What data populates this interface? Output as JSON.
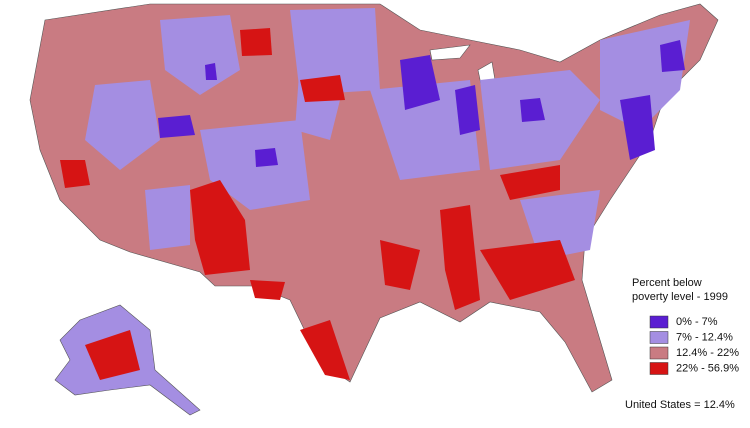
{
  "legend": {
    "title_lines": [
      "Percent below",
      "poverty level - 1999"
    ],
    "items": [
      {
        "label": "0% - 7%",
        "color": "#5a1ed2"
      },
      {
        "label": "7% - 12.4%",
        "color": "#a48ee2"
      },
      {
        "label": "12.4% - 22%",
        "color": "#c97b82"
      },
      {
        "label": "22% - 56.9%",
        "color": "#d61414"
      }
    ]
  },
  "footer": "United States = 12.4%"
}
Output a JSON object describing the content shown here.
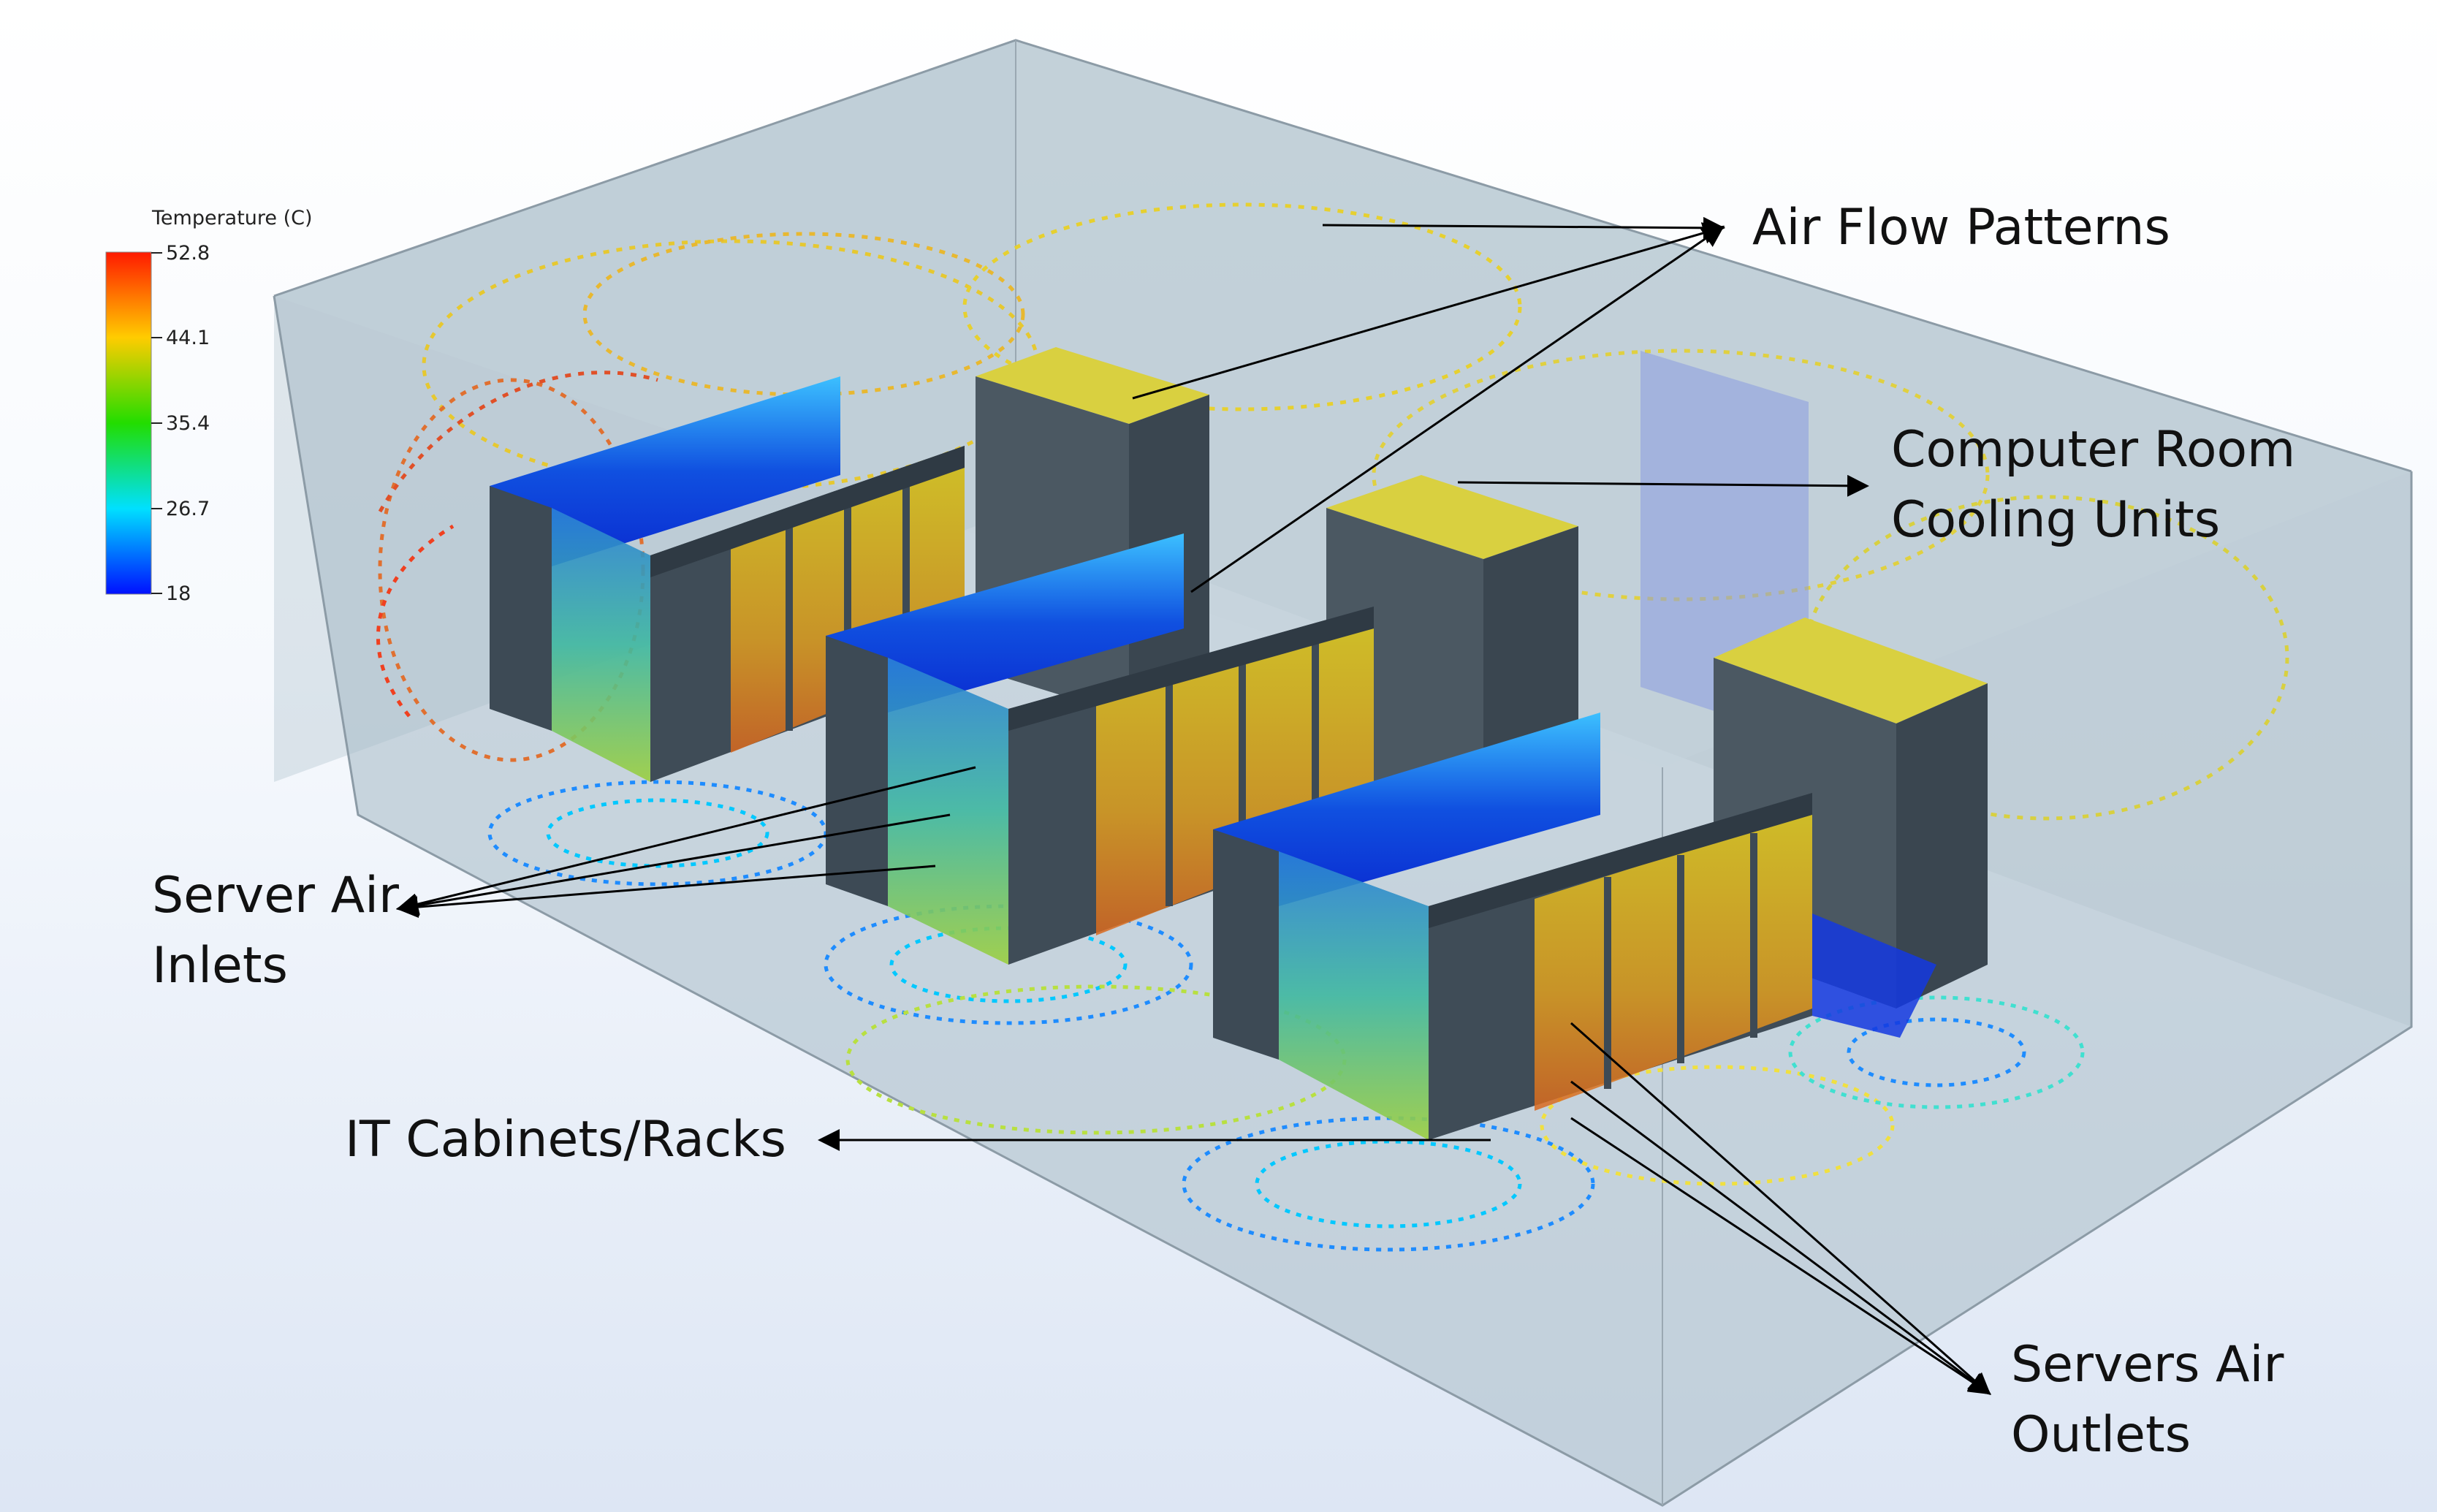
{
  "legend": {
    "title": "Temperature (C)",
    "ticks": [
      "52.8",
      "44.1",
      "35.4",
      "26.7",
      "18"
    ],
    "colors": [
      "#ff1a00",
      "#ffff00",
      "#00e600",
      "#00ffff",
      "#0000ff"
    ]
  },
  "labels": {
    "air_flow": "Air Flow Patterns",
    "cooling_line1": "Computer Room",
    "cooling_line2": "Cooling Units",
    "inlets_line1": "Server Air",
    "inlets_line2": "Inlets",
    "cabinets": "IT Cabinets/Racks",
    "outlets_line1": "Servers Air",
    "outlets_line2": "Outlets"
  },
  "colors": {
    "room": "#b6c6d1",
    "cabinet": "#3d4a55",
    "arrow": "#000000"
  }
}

+---+

(Problem requirements)
Set out every line from the material that contains the string "JSON".

(Expected answer)
What data populates this interface? Output as JSON.
Output a JSON object describing the content shown here.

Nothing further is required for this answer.